Material for this task:

________________

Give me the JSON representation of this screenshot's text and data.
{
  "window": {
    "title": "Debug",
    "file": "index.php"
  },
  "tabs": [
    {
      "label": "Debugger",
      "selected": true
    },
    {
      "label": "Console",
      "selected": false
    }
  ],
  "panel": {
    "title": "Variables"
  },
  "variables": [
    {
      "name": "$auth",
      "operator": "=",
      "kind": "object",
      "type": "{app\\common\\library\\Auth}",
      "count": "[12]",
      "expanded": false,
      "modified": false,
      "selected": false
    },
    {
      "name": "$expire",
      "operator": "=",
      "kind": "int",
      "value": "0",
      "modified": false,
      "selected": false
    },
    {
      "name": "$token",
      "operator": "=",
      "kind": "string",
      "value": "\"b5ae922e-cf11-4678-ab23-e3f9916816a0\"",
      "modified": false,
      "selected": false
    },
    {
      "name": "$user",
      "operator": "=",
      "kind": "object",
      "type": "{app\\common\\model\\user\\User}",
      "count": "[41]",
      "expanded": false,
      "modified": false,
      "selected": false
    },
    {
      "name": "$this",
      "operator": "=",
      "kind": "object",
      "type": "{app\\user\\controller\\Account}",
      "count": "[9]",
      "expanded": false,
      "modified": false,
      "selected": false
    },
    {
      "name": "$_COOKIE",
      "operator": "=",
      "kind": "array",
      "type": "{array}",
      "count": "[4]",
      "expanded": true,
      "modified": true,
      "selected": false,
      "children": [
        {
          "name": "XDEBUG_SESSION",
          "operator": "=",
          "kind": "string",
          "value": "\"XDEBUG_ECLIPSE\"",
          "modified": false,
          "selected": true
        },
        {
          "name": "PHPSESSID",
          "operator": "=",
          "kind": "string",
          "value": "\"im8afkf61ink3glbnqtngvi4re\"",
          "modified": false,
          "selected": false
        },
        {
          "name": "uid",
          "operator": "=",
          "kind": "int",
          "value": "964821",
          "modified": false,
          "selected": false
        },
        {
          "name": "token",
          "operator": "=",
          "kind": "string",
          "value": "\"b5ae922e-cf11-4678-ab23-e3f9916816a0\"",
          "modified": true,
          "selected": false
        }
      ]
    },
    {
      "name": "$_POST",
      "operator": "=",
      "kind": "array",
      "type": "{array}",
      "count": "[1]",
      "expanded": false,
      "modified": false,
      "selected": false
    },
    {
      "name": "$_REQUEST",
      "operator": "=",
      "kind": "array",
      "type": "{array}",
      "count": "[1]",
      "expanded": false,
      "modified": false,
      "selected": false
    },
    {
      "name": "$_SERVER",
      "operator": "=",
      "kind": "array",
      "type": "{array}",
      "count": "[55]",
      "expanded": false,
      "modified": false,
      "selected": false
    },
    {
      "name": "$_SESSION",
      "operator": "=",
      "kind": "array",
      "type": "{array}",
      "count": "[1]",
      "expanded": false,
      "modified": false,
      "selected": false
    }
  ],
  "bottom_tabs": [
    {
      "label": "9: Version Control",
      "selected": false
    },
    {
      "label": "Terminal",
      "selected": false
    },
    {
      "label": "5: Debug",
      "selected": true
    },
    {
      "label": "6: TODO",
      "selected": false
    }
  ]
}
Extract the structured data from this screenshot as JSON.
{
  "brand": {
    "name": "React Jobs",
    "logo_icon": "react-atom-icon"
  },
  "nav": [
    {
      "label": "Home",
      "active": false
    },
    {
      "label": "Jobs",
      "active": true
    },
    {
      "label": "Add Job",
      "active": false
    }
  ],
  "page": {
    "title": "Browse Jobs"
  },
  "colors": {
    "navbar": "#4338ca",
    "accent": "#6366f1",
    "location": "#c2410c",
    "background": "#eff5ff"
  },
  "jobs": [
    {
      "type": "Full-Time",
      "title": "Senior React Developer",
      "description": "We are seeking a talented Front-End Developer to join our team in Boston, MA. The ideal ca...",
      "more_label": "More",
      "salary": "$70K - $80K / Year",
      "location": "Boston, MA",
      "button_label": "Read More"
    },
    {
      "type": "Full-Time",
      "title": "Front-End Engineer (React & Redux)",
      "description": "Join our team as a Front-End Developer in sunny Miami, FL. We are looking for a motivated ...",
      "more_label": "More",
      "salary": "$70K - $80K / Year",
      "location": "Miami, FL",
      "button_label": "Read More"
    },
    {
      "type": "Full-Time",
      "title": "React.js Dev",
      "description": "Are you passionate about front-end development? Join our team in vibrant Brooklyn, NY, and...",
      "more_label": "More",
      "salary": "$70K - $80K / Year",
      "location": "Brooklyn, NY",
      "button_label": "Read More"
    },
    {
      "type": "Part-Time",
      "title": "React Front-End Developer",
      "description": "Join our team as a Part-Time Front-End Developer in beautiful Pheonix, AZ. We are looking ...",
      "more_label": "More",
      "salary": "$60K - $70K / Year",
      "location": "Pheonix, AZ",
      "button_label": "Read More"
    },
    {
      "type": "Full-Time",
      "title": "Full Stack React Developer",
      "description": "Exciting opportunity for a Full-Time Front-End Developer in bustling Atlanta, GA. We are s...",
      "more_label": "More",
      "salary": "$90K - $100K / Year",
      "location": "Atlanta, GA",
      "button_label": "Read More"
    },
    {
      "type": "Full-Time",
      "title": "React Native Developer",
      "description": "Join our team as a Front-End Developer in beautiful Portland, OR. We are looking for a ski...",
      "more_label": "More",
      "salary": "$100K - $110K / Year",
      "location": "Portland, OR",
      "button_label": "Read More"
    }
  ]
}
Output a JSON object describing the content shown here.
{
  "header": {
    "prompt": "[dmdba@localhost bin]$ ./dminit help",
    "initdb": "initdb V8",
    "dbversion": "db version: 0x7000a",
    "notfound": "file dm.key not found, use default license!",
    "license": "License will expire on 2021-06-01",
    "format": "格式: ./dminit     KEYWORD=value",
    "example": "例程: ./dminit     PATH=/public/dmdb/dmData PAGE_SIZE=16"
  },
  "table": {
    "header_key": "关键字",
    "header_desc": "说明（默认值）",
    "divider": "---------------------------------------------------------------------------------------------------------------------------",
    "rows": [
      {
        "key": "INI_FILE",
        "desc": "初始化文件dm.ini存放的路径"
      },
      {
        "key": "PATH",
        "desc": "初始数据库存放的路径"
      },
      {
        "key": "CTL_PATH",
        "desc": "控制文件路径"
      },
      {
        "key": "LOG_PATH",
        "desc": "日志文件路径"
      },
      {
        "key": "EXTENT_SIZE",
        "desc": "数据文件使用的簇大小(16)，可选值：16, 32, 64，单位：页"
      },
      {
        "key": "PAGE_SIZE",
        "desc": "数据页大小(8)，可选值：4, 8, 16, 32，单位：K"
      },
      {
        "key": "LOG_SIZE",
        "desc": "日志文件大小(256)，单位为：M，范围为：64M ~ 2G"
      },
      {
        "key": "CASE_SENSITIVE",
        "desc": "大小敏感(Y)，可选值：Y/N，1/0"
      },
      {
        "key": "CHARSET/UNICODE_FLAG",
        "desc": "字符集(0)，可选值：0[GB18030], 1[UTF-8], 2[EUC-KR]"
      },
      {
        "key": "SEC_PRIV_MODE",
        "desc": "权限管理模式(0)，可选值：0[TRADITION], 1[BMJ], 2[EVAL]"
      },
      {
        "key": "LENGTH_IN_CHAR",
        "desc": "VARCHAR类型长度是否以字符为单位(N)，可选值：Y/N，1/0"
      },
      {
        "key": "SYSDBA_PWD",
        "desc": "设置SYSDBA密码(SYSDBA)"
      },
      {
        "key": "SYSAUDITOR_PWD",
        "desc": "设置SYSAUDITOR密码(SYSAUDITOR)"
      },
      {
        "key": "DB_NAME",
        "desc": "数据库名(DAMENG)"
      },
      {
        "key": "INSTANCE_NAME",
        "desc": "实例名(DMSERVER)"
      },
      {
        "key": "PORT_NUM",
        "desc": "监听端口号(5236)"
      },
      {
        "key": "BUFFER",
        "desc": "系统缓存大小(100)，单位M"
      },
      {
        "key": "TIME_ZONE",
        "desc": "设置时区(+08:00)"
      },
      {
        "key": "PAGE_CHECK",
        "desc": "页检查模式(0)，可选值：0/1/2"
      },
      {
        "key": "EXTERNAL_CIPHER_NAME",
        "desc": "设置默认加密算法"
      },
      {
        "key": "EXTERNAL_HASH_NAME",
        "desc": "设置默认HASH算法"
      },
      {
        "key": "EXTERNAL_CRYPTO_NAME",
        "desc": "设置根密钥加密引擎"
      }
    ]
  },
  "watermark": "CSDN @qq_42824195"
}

________________

Looking at the material above, count the lines containing the string "Pheonix" and reply with the count alone.

Solution for this task:
2